__TASK GOAL__: Reproduce the lines below exactly. Skip images.

──────── DATA

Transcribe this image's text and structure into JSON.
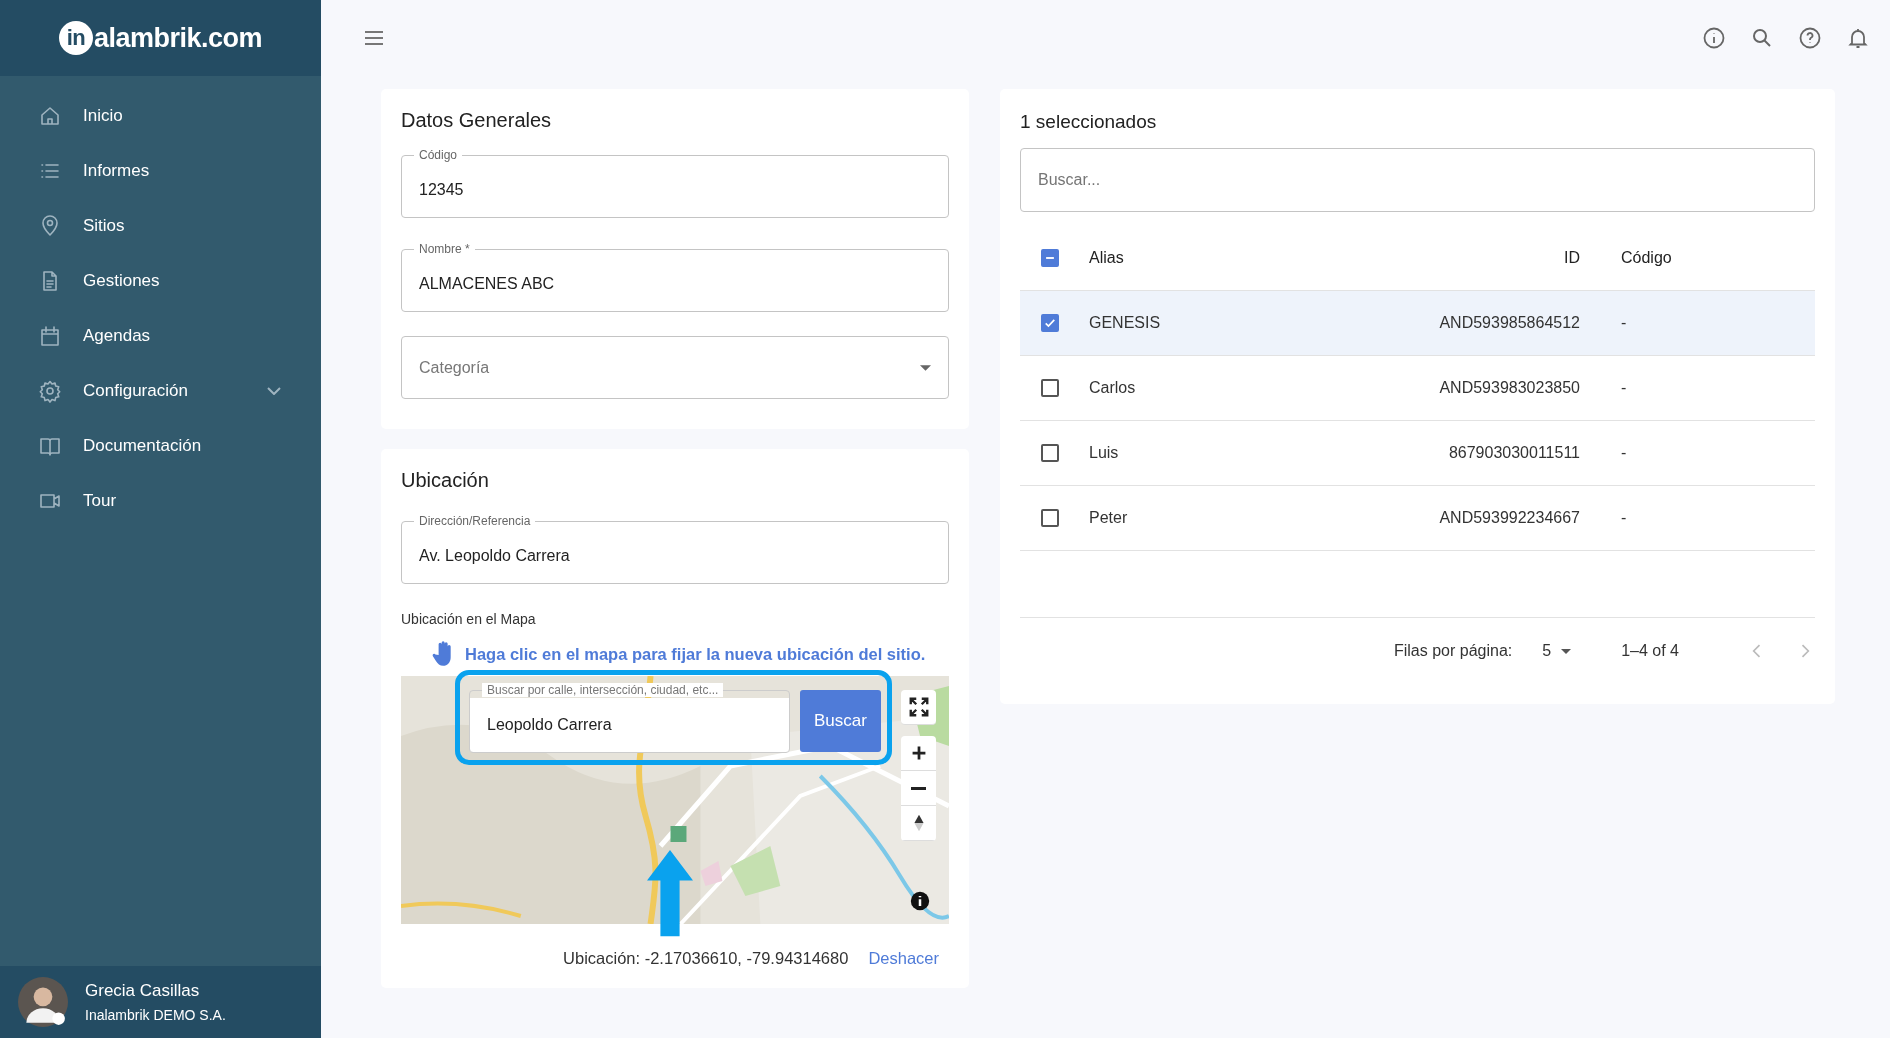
{
  "logo": {
    "mark": "in",
    "text": "alambrik.com"
  },
  "sidebar": {
    "items": [
      {
        "label": "Inicio"
      },
      {
        "label": "Informes"
      },
      {
        "label": "Sitios"
      },
      {
        "label": "Gestiones"
      },
      {
        "label": "Agendas"
      },
      {
        "label": "Configuración",
        "expanded": false
      },
      {
        "label": "Documentación"
      },
      {
        "label": "Tour"
      }
    ]
  },
  "user": {
    "name": "Grecia Casillas",
    "company": "Inalambrik DEMO S.A."
  },
  "datos_generales": {
    "title": "Datos Generales",
    "fields": [
      {
        "kind": "text",
        "label": "Código",
        "value": "12345"
      },
      {
        "kind": "text",
        "label": "Nombre *",
        "value": "ALMACENES ABC"
      },
      {
        "kind": "select",
        "placeholder": "Categoría"
      }
    ]
  },
  "ubicacion": {
    "title": "Ubicación",
    "field": {
      "label": "Dirección/Referencia",
      "value": "Av. Leopoldo Carrera"
    },
    "map_label": "Ubicación en el Mapa",
    "hint": "Haga clic en el mapa para fijar la nueva ubicación del sitio.",
    "map_search": {
      "label": "Buscar por calle, intersección, ciudad, etc...",
      "value": "Leopoldo Carrera",
      "button": "Buscar"
    },
    "location": "Ubicación: -2.17036610, -79.94314680",
    "undo": "Deshacer"
  },
  "table": {
    "title": "1 seleccionados",
    "search": {
      "placeholder": "Buscar..."
    },
    "header_indeterminate": true,
    "columns": [
      "Alias",
      "ID",
      "Código"
    ],
    "rows": [
      {
        "selected": true,
        "alias": "GENESIS",
        "id": "AND593985864512",
        "codigo": "-"
      },
      {
        "selected": false,
        "alias": "Carlos",
        "id": "AND593983023850",
        "codigo": "-"
      },
      {
        "selected": false,
        "alias": "Luis",
        "id": "867903030011511",
        "codigo": "-"
      },
      {
        "selected": false,
        "alias": "Peter",
        "id": "AND593992234667",
        "codigo": "-"
      }
    ],
    "pagination": {
      "label": "Filas por página:",
      "rows_per_page": "5",
      "range": "1–4 of 4"
    }
  }
}
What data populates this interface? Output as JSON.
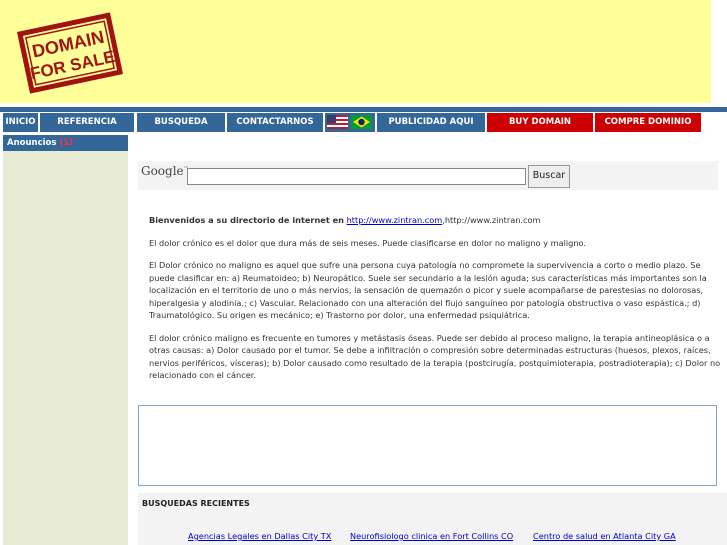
{
  "header": {
    "stamp_text_line1": "DOMAIN",
    "stamp_text_line2": "FOR SALE"
  },
  "nav": {
    "items": [
      {
        "label": "INICIO"
      },
      {
        "label": "REFERENCIA"
      },
      {
        "label": "BUSQUEDA"
      },
      {
        "label": "CONTACTARNOS"
      },
      {
        "label": "PUBLICIDAD AQUI"
      },
      {
        "label": "BUY DOMAIN"
      },
      {
        "label": "COMPRE DOMINIO"
      }
    ],
    "flags": [
      "us-flag-icon",
      "brazil-flag-icon"
    ],
    "colors": {
      "blue": "#336699",
      "red": "#cc0000"
    }
  },
  "sidebar": {
    "heading": "Anouncios",
    "count": "(1)"
  },
  "search": {
    "logo": "Google",
    "logo_tm": "™",
    "input_value": "",
    "button_label": "Buscar"
  },
  "content": {
    "welcome_prefix": "Bienvenidos a su directorio de internet en",
    "welcome_link": "http://www.zintran.com",
    "welcome_suffix": ",http://www.zintran.com",
    "p1": "El dolor crónico es el dolor que dura más de seis meses. Puede clasificarse en dolor no maligno y maligno.",
    "p2": "El Dolor crónico no maligno es aquel que sufre una persona cuya patología no compromete la supervivencia a corto o medio plazo. Se puede clasificar en: a) Reumatoideo; b) Neuropático. Suele ser secundario a la lesión aguda; sus características más importantes son la localización en el territorio de uno o más nervios, la sensación de quemazón o picor y suele acompañarse de parestesias no dolorosas, hiperalgesia y alodinia.; c) Vascular. Relacionado con una alteración del flujo sanguíneo por patología obstructiva o vaso espástica.; d) Traumatológico. Su origen es mecánico; e) Trastorno por dolor, una enfermedad psiquiátrica.",
    "p3": "El dolor crónico maligno es frecuente en tumores y metástasis óseas. Puede ser debido al proceso maligno, la terapia antineoplásica o a otras causas:  a) Dolor causado por el tumor. Se debe a infiltración o compresión sobre determinadas estructuras (huesos, plexos, raíces, nervios periféricos, vísceras); b) Dolor causado como resultado de la terapia (postcirugía, postquimioterapia, postradioterapia); c) Dolor no relacionado con el cáncer."
  },
  "recent": {
    "title": "BUSQUEDAS RECIENTES",
    "links": [
      "Agencias Legales en Dallas City TX",
      "Neurofisiologo clinica en Fort Collins CO",
      "Centro de salud en Atlanta City GA"
    ]
  }
}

────────────────

__SOLUTION TO THE PROBLEM__:
Transcribe this image's text and structure into JSON.
{
  "logo": {
    "mark": "in",
    "text": "alambrik.com"
  },
  "sidebar": {
    "items": [
      {
        "label": "Inicio"
      },
      {
        "label": "Informes"
      },
      {
        "label": "Sitios"
      },
      {
        "label": "Gestiones"
      },
      {
        "label": "Agendas"
      },
      {
        "label": "Configuración",
        "expanded": false
      },
      {
        "label": "Documentación"
      },
      {
        "label": "Tour"
      }
    ]
  },
  "user": {
    "name": "Grecia Casillas",
    "company": "Inalambrik DEMO S.A."
  },
  "datos_generales": {
    "title": "Datos Generales",
    "fields": [
      {
        "kind": "text",
        "label": "Código",
        "value": "12345"
      },
      {
        "kind": "text",
        "label": "Nombre *",
        "value": "ALMACENES ABC"
      },
      {
        "kind": "select",
        "placeholder": "Categoría"
      }
    ]
  },
  "ubicacion": {
    "title": "Ubicación",
    "field": {
      "label": "Dirección/Referencia",
      "value": "Av. Leopoldo Carrera"
    },
    "map_label": "Ubicación en el Mapa",
    "hint": "Haga clic en el mapa para fijar la nueva ubicación del sitio.",
    "map_search": {
      "label": "Buscar por calle, intersección, ciudad, etc...",
      "value": "Leopoldo Carrera",
      "button": "Buscar"
    },
    "location": "Ubicación: -2.17036610, -79.94314680",
    "undo": "Deshacer"
  },
  "table": {
    "title": "1 seleccionados",
    "search": {
      "placeholder": "Buscar..."
    },
    "header_indeterminate": true,
    "columns": [
      "Alias",
      "ID",
      "Código"
    ],
    "rows": [
      {
        "selected": true,
        "alias": "GENESIS",
        "id": "AND593985864512",
        "codigo": "-"
      },
      {
        "selected": false,
        "alias": "Carlos",
        "id": "AND593983023850",
        "codigo": "-"
      },
      {
        "selected": false,
        "alias": "Luis",
        "id": "867903030011511",
        "codigo": "-"
      },
      {
        "selected": false,
        "alias": "Peter",
        "id": "AND593992234667",
        "codigo": "-"
      }
    ],
    "pagination": {
      "label": "Filas por página:",
      "rows_per_page": "5",
      "range": "1–4 of 4"
    }
  }
}
What data populates this interface? Output as JSON.
{
  "header": {
    "stamp_text_line1": "DOMAIN",
    "stamp_text_line2": "FOR SALE"
  },
  "nav": {
    "items": [
      {
        "label": "INICIO"
      },
      {
        "label": "REFERENCIA"
      },
      {
        "label": "BUSQUEDA"
      },
      {
        "label": "CONTACTARNOS"
      },
      {
        "label": "PUBLICIDAD AQUI"
      },
      {
        "label": "BUY DOMAIN"
      },
      {
        "label": "COMPRE DOMINIO"
      }
    ],
    "flags": [
      "us-flag-icon",
      "brazil-flag-icon"
    ],
    "colors": {
      "blue": "#336699",
      "red": "#cc0000"
    }
  },
  "sidebar": {
    "heading": "Anouncios",
    "count": "(1)"
  },
  "search": {
    "logo": "Google",
    "logo_tm": "™",
    "input_value": "",
    "button_label": "Buscar"
  },
  "content": {
    "welcome_prefix": "Bienvenidos a su directorio de internet en",
    "welcome_link": "http://www.zintran.com",
    "welcome_suffix": ",http://www.zintran.com",
    "p1": "El dolor crónico es el dolor que dura más de seis meses. Puede clasificarse en dolor no maligno y maligno.",
    "p2": "El Dolor crónico no maligno es aquel que sufre una persona cuya patología no compromete la supervivencia a corto o medio plazo. Se puede clasificar en: a) Reumatoideo; b) Neuropático. Suele ser secundario a la lesión aguda; sus características más importantes son la localización en el territorio de uno o más nervios, la sensación de quemazón o picor y suele acompañarse de parestesias no dolorosas, hiperalgesia y alodinia.; c) Vascular. Relacionado con una alteración del flujo sanguíneo por patología obstructiva o vaso espástica.; d) Traumatológico. Su origen es mecánico; e) Trastorno por dolor, una enfermedad psiquiátrica.",
    "p3": "El dolor crónico maligno es frecuente en tumores y metástasis óseas. Puede ser debido al proceso maligno, la terapia antineoplásica o a otras causas:  a) Dolor causado por el tumor. Se debe a infiltración o compresión sobre determinadas estructuras (huesos, plexos, raíces, nervios periféricos, vísceras); b) Dolor causado como resultado de la terapia (postcirugía, postquimioterapia, postradioterapia); c) Dolor no relacionado con el cáncer."
  },
  "recent": {
    "title": "BUSQUEDAS RECIENTES",
    "links": [
      "Agencias Legales en Dallas City TX",
      "Neurofisiologo clinica en Fort Collins CO",
      "Centro de salud en Atlanta City GA"
    ]
  }
}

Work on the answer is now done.